Entries:
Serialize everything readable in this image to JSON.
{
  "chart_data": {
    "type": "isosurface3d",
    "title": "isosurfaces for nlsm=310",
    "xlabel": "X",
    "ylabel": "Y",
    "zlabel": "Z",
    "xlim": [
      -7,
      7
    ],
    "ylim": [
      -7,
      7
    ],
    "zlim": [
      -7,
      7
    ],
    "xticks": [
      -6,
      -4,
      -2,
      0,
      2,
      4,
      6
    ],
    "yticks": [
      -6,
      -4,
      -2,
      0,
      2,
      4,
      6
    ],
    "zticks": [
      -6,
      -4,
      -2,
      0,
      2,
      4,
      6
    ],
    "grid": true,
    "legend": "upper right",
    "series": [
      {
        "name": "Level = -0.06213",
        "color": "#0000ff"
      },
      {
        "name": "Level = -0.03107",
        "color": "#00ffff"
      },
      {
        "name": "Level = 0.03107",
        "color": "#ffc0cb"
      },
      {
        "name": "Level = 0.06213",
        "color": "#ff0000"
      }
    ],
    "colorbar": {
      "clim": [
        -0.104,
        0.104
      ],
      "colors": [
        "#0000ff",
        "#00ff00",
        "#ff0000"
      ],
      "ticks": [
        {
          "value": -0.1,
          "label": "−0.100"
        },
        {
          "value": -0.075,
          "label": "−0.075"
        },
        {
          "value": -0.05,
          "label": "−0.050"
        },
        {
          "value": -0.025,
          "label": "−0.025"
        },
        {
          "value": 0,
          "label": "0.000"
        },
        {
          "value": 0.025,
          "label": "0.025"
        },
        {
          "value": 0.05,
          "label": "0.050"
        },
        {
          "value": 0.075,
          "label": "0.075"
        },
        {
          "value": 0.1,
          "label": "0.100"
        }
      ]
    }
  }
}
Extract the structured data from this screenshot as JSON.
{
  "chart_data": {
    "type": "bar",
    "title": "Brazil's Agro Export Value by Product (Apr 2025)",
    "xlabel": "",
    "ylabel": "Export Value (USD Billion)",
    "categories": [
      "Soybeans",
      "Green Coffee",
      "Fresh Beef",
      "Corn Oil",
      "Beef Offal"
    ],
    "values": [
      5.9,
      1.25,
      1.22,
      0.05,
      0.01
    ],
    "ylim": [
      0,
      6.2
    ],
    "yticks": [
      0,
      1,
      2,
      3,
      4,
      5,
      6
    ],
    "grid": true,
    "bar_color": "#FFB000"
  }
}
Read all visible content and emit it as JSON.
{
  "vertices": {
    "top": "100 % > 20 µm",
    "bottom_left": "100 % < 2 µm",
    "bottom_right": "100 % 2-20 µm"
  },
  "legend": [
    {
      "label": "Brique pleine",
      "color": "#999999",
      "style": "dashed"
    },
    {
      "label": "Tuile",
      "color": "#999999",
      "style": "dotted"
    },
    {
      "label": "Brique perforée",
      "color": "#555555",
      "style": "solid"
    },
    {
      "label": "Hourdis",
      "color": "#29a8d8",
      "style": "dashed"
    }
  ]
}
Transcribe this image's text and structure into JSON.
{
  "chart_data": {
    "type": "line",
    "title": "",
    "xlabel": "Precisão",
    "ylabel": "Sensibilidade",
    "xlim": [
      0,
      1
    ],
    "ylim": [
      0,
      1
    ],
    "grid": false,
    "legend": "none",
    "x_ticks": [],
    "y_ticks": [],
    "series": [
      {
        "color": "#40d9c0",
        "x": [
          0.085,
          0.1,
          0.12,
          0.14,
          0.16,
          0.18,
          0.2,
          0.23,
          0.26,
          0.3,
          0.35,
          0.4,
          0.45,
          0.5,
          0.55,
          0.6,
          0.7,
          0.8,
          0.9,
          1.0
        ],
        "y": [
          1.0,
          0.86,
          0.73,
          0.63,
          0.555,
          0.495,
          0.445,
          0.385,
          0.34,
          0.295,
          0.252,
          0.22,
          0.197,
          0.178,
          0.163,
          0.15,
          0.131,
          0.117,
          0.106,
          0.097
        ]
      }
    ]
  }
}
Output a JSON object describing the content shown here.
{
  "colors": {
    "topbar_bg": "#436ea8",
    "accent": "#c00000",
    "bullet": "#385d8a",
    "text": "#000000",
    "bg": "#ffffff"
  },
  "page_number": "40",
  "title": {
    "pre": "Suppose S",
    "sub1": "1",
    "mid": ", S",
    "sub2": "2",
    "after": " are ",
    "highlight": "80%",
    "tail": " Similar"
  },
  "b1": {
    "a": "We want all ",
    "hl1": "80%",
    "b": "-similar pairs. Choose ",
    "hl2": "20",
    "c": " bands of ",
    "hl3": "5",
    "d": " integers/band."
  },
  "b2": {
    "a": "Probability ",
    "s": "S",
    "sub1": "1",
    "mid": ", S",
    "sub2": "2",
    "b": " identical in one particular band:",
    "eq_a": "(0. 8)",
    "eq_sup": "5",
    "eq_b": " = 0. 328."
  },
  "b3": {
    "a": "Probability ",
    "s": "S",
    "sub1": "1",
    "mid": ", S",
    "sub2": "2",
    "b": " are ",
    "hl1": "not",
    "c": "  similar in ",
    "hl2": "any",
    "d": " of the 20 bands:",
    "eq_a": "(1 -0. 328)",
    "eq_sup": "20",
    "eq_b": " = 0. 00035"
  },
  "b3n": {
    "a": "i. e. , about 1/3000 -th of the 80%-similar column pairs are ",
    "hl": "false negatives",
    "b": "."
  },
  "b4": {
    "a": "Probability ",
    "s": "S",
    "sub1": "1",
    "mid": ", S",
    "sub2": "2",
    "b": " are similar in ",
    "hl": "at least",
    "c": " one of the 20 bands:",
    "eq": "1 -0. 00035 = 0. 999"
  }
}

Given exercise:
Check the data for the word "image" and pull out the lines that have it.

Final result:
Serialize everything readable in this image to JSON.
Transcribe this image's text and structure into JSON.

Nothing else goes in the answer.